** BEGIN PAGE EXCERPT **

While developers may get called on by customer services from time to time, they don’t usually interact directly with users.
Customer service support agents, on the other hand, may be well-versed in IT but will not usually have coding experience or be able to make significant enhancements to products. They’re there to field queries and provide advice to customers and clients.
In this post, we’ll argue that developers – and indeed everyone involved in the business – should spend some time serving customers directly, albeit only intermittently. By dealing directly with their customers, developers can gain important insights into how their products are used and add extra value to the business.
Here are five reasons why it could pay off to give your developers a role in customer support.
1. Being involved in customer support lets developers see the bigger picture
Providing direct customer support gives developers the opportunity to understand their products as customers see them. As a product matures, developers can begin to feel disengaged from it in its entirety. That’s because developers often work in silos, focusing only on the features they’re building individually.
This disengagement means developers don’t always have the chance to consider their place in the overall development of the products. By spending time talking to customers they get a complete view of the product, and of the part they’re playing. By offering support they can get to appreciate all the other systems that make up the bigger picture.
Developers often have the knack of solving complex coding challenges. By providing customer support they’re faced with having to break complex problems down into bite-sized pieces. Both perspectives are beneficial when tackling software issues.

** END PAGE EXCERPT **

### WHAT THIS EXERCISE ASKS
[a] In the section of the developer-support excerpt headed "Being involved in customer support lets developers see the bigger picture," list everything that providing customer support is said to let developers do or experience.
[b] According to the developer-support excerpt, why can developers begin to feel disengaged from a product as it matures?

** BEGIN PROVIDED INFORMATION **

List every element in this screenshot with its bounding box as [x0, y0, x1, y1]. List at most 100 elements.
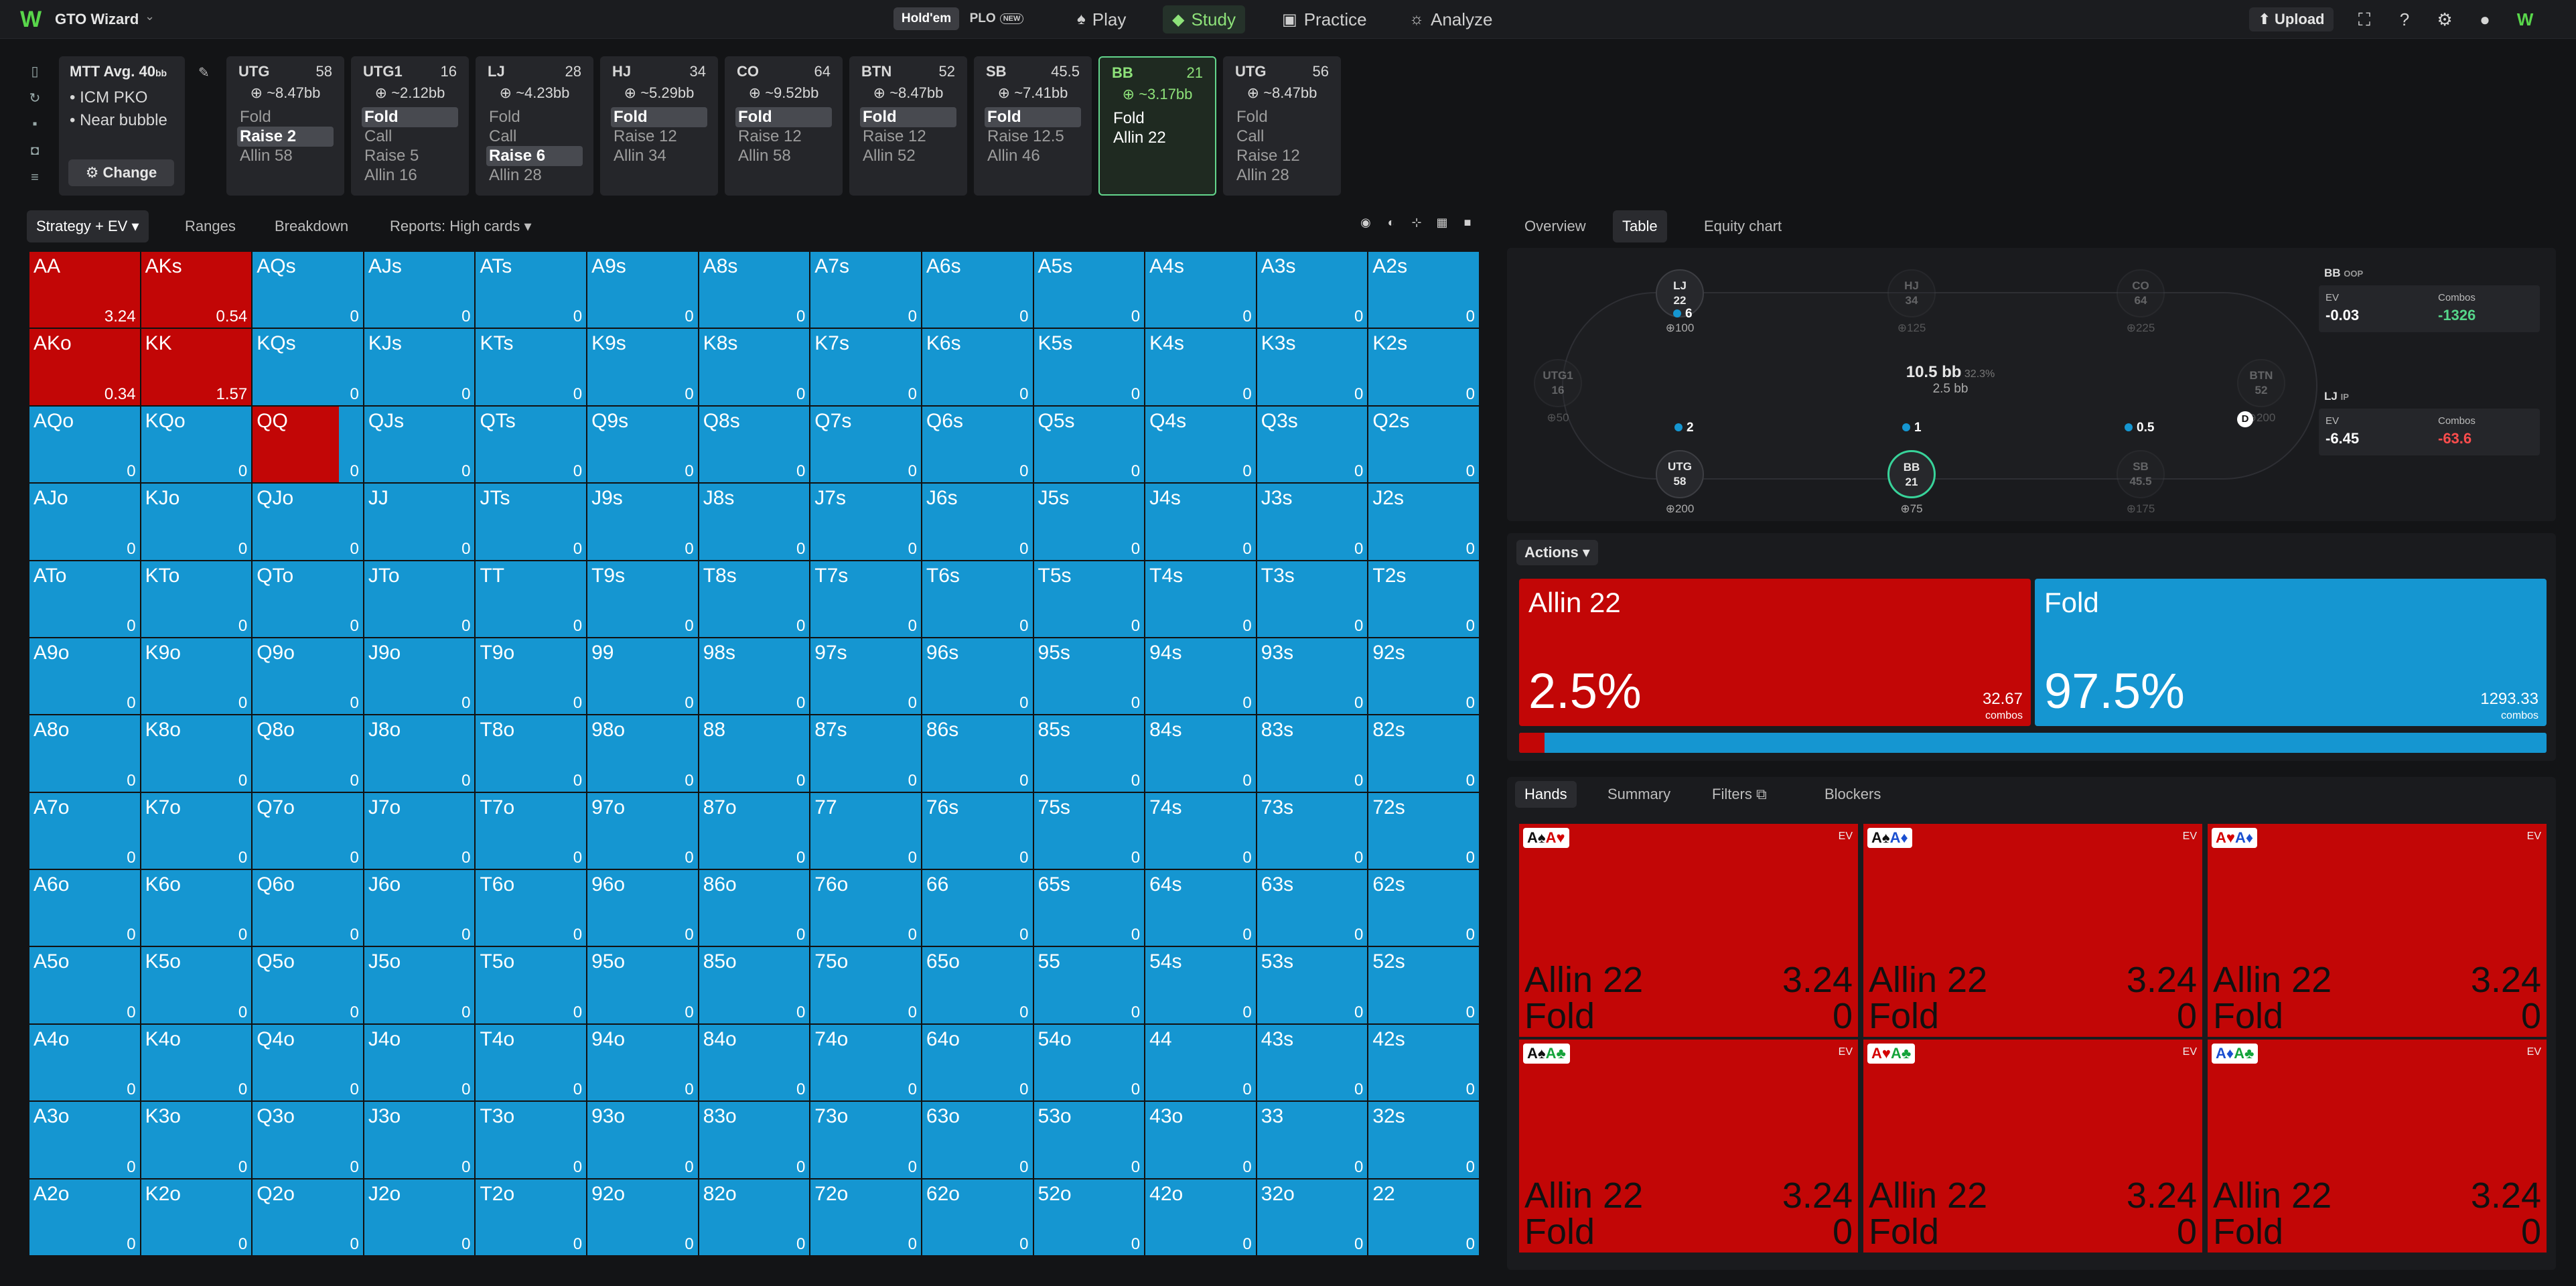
- position-option[interactable]: Call: [486, 127, 583, 147]
- hand-cell[interactable]: 96o 0: [587, 870, 698, 946]
- hand-cell[interactable]: 33 0: [1257, 1102, 1368, 1178]
- hand-cell[interactable]: AJs 0: [364, 252, 475, 328]
- hand-cell[interactable]: 75o 0: [810, 947, 921, 1023]
- hand-cell[interactable]: 83s 0: [1257, 715, 1368, 792]
- position-option[interactable]: Allin 34: [611, 146, 707, 166]
- hand-cell[interactable]: Q6s 0: [922, 406, 1033, 483]
- view-grid-icon[interactable]: ▦: [1433, 216, 1451, 233]
- hand-cell[interactable]: K9s 0: [587, 329, 698, 405]
- hand-cell[interactable]: 54o 0: [1033, 1024, 1145, 1101]
- hand-cell[interactable]: K8o 0: [141, 715, 252, 792]
- hand-cell[interactable]: 43o 0: [1145, 1102, 1256, 1178]
- hand-combo-card[interactable]: A♠A♥ EV Allin 22 3.24 Fold 0: [1519, 824, 1858, 1037]
- hand-cell[interactable]: J7o 0: [364, 792, 475, 869]
- hand-cell[interactable]: 87o 0: [699, 792, 810, 869]
- seat-hj[interactable]: HJ 34: [1887, 269, 1936, 317]
- position-option[interactable]: Allin 22: [1111, 128, 1204, 148]
- hand-cell[interactable]: 92o 0: [587, 1179, 698, 1255]
- hand-cell[interactable]: K2o 0: [141, 1179, 252, 1255]
- hand-cell[interactable]: A8o 0: [29, 715, 140, 792]
- hand-cell[interactable]: 55 0: [1033, 947, 1145, 1023]
- hand-cell[interactable]: K8s 0: [699, 329, 810, 405]
- hand-cell[interactable]: 95s 0: [1033, 638, 1145, 715]
- hand-cell[interactable]: 93s 0: [1257, 638, 1368, 715]
- user-avatar[interactable]: W: [2514, 9, 2536, 29]
- hand-cell[interactable]: A2o 0: [29, 1179, 140, 1255]
- hand-cell[interactable]: 76o 0: [810, 870, 921, 946]
- hand-cell[interactable]: QJo 0: [253, 484, 363, 560]
- nav-study[interactable]: ◆ Study: [1163, 5, 1245, 33]
- hand-cell[interactable]: K7o 0: [141, 792, 252, 869]
- hand-cell[interactable]: 94o 0: [587, 1024, 698, 1101]
- position-option[interactable]: Fold: [362, 107, 458, 127]
- hand-cell[interactable]: 44 0: [1145, 1024, 1256, 1101]
- hand-cell[interactable]: Q7s 0: [810, 406, 921, 483]
- seat-bb[interactable]: BB 21: [1887, 450, 1936, 498]
- hand-cell[interactable]: 54s 0: [1145, 947, 1256, 1023]
- hand-cell[interactable]: 84o 0: [699, 1024, 810, 1101]
- app-name[interactable]: GTO Wizard: [55, 11, 139, 28]
- hand-cell[interactable]: ATo 0: [29, 561, 140, 637]
- hand-cell[interactable]: T7o 0: [476, 792, 587, 869]
- hand-cell[interactable]: 82o 0: [699, 1179, 810, 1255]
- seat-co[interactable]: CO 64: [2117, 269, 2165, 317]
- hand-cell[interactable]: K4s 0: [1145, 329, 1256, 405]
- hand-cell[interactable]: 72s 0: [1368, 792, 1479, 869]
- view-compact-icon[interactable]: ⊹: [1408, 216, 1425, 233]
- hand-cell[interactable]: 83o 0: [699, 1102, 810, 1178]
- position-option[interactable]: Raise 12.5: [985, 127, 1081, 147]
- view-full-icon[interactable]: ■: [1459, 216, 1476, 233]
- hand-cell[interactable]: T6o 0: [476, 870, 587, 946]
- hand-cell[interactable]: K4o 0: [141, 1024, 252, 1101]
- hand-cell[interactable]: 82s 0: [1368, 715, 1479, 792]
- game-type-holdem[interactable]: Hold'em: [893, 7, 959, 30]
- hand-cell[interactable]: KJs 0: [364, 329, 475, 405]
- edit-icon[interactable]: ✎: [198, 64, 210, 81]
- hand-cell[interactable]: 97o 0: [587, 792, 698, 869]
- hand-cell[interactable]: J8s 0: [699, 484, 810, 560]
- gto-wizard-logo[interactable]: W: [20, 8, 42, 31]
- hand-cell[interactable]: Q5o 0: [253, 947, 363, 1023]
- hand-cell[interactable]: 62s 0: [1368, 870, 1479, 946]
- save-icon[interactable]: ▪: [25, 117, 44, 135]
- hand-cell[interactable]: T7s 0: [810, 561, 921, 637]
- hand-cell[interactable]: 52o 0: [1033, 1179, 1145, 1255]
- hand-cell[interactable]: 86o 0: [699, 870, 810, 946]
- position-option[interactable]: Allin 28: [1234, 165, 1330, 186]
- settings-gear-icon[interactable]: ⚙: [2434, 9, 2455, 29]
- tab-reports[interactable]: Reports: High cards ▾: [380, 210, 541, 242]
- position-option[interactable]: Raise 6: [486, 146, 583, 166]
- position-option[interactable]: Fold: [1111, 109, 1204, 129]
- hand-cell[interactable]: Q3s 0: [1257, 406, 1368, 483]
- hand-cell[interactable]: A3s 0: [1257, 252, 1368, 328]
- hand-cell[interactable]: 42o 0: [1145, 1179, 1256, 1255]
- hand-cell[interactable]: Q2o 0: [253, 1179, 363, 1255]
- hand-cell[interactable]: 77 0: [810, 792, 921, 869]
- hand-cell[interactable]: KQo 0: [141, 406, 252, 483]
- hand-cell[interactable]: 52s 0: [1368, 947, 1479, 1023]
- position-option[interactable]: Fold: [611, 107, 707, 127]
- hand-cell[interactable]: A8s 0: [699, 252, 810, 328]
- tab-ranges[interactable]: Ranges: [175, 210, 245, 242]
- hand-cell[interactable]: 53o 0: [1033, 1102, 1145, 1178]
- position-card-btn[interactable]: BTN 52 ⊕ ~8.47bb Fold Raise 12 Allin 52: [849, 56, 967, 196]
- hand-cell[interactable]: Q7o 0: [253, 792, 363, 869]
- position-card-bb[interactable]: BB 21 ⊕ ~3.17bb Fold Allin 22: [1098, 56, 1216, 196]
- hand-cell[interactable]: Q8s 0: [699, 406, 810, 483]
- hand-cell[interactable]: 87s 0: [810, 715, 921, 792]
- hand-combo-card[interactable]: A♥A♦ EV Allin 22 3.24 Fold 0: [2208, 824, 2547, 1037]
- view-contrast-icon[interactable]: ◐: [1382, 216, 1400, 233]
- hand-cell[interactable]: K5o 0: [141, 947, 252, 1023]
- tab-table[interactable]: Table: [1613, 210, 1667, 242]
- position-option[interactable]: Allin 28: [486, 165, 583, 186]
- position-option[interactable]: Call: [1234, 127, 1330, 147]
- position-option[interactable]: Raise 2: [237, 127, 334, 147]
- hand-cell[interactable]: 74o 0: [810, 1024, 921, 1101]
- hand-cell[interactable]: T3o 0: [476, 1102, 587, 1178]
- hand-cell[interactable]: Q2s 0: [1368, 406, 1479, 483]
- hand-cell[interactable]: A6o 0: [29, 870, 140, 946]
- hand-cell[interactable]: 75s 0: [1033, 792, 1145, 869]
- chevron-down-icon[interactable]: ⌄: [145, 9, 155, 23]
- hand-cell[interactable]: T2o 0: [476, 1179, 587, 1255]
- hand-cell[interactable]: J6s 0: [922, 484, 1033, 560]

** END PROVIDED INFORMATION **

### SET OF ANSWERS
[a]
- Understand their products as customers see them
- Get a complete view of the product and of the part they're playing
- Appreciate all the other systems that make up the bigger picture
- Break complex problems down into bite-sized pieces

[b] Developers often work in silos and focus only on the features they're building individually.